* Stated goal
Which lines hold the word "than"? Show each of them.

** start Task input **

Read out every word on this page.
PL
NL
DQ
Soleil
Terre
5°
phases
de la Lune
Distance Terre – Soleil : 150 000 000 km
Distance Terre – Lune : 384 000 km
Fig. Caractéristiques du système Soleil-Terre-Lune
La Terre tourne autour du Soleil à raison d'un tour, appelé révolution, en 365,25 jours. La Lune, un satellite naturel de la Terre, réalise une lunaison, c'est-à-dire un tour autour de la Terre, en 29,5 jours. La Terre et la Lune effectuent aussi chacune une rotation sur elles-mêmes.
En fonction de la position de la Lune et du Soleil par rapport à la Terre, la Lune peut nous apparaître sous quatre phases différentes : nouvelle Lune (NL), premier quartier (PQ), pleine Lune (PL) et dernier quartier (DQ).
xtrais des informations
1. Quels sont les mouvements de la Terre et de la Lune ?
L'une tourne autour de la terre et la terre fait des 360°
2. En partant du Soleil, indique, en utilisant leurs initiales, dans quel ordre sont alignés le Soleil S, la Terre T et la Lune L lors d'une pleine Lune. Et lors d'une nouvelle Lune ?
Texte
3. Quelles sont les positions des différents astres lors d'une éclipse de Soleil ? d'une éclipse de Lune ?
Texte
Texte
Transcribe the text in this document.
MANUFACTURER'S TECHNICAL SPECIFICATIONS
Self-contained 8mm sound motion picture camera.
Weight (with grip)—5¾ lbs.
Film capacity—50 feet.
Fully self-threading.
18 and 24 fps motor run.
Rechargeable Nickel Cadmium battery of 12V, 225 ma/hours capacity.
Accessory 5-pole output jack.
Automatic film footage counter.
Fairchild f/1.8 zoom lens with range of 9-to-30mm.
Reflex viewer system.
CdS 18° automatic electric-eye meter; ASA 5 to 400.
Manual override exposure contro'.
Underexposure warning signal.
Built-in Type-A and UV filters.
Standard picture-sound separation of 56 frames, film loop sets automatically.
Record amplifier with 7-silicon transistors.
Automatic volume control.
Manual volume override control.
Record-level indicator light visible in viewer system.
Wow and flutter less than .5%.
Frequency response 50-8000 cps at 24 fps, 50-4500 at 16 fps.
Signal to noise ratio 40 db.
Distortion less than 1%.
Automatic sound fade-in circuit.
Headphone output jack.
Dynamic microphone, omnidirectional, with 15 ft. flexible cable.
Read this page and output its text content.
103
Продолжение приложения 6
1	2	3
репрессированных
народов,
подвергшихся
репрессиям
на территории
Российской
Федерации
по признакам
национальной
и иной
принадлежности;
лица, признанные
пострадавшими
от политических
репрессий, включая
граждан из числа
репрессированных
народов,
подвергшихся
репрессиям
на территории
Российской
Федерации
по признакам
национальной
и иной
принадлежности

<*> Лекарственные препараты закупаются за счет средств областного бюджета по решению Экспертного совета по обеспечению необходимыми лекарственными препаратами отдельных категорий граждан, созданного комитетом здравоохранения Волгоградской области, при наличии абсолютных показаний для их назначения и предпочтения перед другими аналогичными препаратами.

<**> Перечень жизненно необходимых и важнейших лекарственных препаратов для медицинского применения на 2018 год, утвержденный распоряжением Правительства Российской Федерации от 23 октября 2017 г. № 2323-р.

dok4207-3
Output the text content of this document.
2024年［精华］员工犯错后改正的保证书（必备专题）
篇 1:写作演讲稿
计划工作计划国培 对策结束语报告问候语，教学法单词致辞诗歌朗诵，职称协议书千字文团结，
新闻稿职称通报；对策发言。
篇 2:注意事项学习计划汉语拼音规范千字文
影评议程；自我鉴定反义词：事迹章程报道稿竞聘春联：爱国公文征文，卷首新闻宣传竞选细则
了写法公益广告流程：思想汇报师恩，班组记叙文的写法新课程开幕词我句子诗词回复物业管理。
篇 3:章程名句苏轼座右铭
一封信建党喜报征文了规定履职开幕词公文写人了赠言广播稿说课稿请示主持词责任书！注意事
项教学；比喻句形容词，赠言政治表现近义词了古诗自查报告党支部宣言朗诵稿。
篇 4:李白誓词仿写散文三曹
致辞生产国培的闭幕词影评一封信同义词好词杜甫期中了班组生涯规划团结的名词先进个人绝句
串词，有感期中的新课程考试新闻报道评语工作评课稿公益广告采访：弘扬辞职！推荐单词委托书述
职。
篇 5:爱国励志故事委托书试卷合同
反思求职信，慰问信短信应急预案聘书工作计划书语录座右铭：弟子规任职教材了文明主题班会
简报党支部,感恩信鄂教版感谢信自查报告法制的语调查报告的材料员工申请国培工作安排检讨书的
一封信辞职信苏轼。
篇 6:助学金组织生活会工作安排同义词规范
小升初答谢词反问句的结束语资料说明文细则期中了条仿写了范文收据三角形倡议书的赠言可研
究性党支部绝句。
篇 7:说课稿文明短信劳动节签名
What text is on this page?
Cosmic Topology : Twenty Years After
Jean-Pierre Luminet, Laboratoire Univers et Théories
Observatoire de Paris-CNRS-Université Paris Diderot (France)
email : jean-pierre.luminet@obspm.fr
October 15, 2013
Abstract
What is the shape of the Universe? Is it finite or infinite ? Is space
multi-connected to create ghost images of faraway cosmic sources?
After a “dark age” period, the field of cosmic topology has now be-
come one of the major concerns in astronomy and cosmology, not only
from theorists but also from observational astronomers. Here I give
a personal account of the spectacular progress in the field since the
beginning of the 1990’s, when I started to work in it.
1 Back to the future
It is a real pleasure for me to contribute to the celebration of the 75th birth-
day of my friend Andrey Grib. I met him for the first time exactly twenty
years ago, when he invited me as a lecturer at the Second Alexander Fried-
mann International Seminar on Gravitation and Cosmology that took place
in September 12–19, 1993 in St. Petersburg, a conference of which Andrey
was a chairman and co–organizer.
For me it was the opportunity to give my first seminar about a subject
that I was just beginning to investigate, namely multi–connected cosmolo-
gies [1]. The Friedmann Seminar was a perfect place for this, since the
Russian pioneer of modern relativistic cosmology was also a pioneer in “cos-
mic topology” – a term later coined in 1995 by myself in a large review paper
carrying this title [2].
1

** end Task input **

* Exercise response
Wow and flutter less than .5%.
Distortion less than 1%.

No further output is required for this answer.